— Instructions to follow —
Go through the listing beneath this task and return every line that carries the string "index".

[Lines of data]
* * *

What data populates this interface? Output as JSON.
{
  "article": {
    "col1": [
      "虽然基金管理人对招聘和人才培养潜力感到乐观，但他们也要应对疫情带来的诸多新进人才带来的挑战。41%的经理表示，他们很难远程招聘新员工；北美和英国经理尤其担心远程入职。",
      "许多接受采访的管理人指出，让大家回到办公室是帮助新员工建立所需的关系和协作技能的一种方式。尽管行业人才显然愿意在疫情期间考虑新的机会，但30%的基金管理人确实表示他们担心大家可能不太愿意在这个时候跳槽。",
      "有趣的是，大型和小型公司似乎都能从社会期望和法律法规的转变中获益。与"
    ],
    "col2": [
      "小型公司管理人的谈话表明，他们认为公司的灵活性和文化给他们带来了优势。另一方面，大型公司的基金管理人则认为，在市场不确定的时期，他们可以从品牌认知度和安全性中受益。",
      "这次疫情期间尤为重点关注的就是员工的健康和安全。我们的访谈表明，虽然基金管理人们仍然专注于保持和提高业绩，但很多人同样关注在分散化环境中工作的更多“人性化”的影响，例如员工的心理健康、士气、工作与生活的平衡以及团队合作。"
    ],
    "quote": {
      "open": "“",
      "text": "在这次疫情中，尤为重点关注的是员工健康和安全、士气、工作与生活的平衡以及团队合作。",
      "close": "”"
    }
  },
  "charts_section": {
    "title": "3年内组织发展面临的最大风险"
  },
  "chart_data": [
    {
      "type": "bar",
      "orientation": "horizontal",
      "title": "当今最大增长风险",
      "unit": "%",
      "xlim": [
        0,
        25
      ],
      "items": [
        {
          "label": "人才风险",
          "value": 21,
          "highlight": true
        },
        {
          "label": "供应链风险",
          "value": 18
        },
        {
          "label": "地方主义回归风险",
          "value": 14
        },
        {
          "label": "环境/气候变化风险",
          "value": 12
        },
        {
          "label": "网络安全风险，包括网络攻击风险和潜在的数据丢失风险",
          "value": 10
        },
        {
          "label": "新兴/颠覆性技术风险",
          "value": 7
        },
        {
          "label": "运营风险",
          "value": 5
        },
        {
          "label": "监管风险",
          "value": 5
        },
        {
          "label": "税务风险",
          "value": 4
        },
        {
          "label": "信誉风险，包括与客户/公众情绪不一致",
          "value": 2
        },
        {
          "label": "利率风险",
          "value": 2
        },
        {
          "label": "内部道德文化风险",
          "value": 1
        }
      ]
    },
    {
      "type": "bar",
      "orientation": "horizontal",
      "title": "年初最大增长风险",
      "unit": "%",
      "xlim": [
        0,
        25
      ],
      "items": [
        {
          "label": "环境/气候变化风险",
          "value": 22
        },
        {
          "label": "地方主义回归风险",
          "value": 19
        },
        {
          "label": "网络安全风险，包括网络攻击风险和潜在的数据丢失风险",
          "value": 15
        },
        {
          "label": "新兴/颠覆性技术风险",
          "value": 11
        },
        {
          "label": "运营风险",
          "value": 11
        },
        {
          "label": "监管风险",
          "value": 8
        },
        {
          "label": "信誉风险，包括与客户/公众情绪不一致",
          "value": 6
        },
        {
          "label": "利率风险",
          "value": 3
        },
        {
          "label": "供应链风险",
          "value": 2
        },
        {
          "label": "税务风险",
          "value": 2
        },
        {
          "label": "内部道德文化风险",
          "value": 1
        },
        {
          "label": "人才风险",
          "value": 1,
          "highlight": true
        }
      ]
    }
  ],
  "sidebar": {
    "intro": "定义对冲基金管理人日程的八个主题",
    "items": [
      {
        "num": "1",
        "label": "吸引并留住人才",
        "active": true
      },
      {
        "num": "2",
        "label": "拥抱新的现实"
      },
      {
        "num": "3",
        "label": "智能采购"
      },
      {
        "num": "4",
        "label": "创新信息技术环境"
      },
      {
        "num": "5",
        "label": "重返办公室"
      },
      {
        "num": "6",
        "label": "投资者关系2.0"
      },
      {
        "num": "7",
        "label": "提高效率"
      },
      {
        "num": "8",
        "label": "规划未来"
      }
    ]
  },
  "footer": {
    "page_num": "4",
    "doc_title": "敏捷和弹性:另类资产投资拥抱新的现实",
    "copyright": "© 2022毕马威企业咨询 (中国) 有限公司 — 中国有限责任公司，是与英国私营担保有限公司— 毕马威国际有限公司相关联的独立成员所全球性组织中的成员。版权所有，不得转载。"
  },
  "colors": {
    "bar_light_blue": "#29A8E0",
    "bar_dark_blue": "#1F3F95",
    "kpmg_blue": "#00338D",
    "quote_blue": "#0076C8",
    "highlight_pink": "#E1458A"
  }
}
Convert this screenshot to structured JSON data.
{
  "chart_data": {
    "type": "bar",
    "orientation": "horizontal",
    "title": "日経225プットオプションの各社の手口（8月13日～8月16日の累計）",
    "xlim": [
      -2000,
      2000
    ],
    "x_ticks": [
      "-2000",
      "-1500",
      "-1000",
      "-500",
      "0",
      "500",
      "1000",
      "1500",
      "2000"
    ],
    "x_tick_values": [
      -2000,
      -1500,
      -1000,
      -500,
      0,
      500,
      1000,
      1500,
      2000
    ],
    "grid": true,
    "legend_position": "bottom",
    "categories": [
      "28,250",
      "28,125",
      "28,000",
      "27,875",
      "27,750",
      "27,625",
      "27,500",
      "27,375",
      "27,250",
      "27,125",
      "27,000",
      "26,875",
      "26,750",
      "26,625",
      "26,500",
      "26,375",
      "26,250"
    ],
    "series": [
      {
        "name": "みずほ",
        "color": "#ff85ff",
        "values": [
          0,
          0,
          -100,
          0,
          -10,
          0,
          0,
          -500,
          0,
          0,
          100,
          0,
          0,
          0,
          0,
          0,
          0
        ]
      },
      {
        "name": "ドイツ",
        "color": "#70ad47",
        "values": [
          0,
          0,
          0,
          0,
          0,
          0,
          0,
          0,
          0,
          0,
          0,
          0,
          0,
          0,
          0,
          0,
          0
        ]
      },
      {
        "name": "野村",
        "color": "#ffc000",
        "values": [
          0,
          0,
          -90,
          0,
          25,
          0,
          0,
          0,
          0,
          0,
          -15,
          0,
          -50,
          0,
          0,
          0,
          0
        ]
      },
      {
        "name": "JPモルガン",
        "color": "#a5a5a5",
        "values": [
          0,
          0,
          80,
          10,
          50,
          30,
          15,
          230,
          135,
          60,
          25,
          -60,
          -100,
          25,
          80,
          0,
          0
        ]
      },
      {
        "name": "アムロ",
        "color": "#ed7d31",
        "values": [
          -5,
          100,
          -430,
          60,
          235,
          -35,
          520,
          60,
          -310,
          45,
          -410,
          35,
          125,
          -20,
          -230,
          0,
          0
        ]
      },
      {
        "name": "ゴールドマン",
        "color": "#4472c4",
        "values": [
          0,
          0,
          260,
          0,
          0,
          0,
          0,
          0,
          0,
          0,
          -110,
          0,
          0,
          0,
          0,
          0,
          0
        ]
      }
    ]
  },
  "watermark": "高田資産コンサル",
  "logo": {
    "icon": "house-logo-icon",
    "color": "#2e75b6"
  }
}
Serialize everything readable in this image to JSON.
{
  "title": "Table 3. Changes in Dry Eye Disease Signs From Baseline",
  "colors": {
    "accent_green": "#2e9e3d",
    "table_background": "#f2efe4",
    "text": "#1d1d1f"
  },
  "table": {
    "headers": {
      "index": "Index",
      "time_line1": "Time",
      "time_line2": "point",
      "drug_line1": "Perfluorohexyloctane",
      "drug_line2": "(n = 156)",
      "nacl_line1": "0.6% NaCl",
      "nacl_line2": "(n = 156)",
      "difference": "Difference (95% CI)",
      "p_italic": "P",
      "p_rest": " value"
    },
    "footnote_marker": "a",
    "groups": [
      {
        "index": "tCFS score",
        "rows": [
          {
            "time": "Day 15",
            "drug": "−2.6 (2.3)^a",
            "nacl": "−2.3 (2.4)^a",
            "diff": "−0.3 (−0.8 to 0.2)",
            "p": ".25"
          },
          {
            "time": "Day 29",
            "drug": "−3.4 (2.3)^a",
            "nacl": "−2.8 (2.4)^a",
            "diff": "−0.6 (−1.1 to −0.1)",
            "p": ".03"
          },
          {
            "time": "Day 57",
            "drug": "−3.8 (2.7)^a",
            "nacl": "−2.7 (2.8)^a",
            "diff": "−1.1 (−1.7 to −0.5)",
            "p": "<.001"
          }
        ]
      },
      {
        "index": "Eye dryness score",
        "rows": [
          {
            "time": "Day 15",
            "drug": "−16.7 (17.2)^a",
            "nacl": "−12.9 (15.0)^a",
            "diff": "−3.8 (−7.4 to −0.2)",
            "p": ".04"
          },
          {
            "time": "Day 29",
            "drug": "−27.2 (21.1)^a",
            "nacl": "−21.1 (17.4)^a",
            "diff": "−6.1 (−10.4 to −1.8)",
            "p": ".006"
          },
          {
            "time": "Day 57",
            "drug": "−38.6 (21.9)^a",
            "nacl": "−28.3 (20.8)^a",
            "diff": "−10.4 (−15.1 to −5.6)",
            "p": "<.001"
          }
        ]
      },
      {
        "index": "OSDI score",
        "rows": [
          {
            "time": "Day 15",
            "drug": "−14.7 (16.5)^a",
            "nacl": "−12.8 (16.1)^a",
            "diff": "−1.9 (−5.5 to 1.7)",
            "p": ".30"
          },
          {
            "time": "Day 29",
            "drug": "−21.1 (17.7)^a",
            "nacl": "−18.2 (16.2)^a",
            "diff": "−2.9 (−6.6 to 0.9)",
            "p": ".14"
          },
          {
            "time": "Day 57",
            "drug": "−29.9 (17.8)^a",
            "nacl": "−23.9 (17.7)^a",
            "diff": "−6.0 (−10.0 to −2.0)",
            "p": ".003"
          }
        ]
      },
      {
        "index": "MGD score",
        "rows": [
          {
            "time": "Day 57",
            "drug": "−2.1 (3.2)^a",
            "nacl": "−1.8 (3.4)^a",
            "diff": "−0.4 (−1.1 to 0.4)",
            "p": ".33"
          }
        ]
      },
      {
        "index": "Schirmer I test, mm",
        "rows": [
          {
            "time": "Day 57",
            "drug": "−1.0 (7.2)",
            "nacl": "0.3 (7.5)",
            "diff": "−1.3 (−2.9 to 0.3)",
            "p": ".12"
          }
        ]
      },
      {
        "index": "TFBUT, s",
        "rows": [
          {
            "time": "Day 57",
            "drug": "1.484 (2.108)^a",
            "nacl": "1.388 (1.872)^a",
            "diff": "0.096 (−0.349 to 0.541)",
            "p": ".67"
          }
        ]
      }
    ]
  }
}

* * *

— Final result —
      "index": "Index",
        "index": "tCFS score",
        "index": "Eye dryness score",
        "index": "OSDI score",
        "index": "MGD score",
        "index": "Schirmer I test, mm",
        "index": "TFBUT, s",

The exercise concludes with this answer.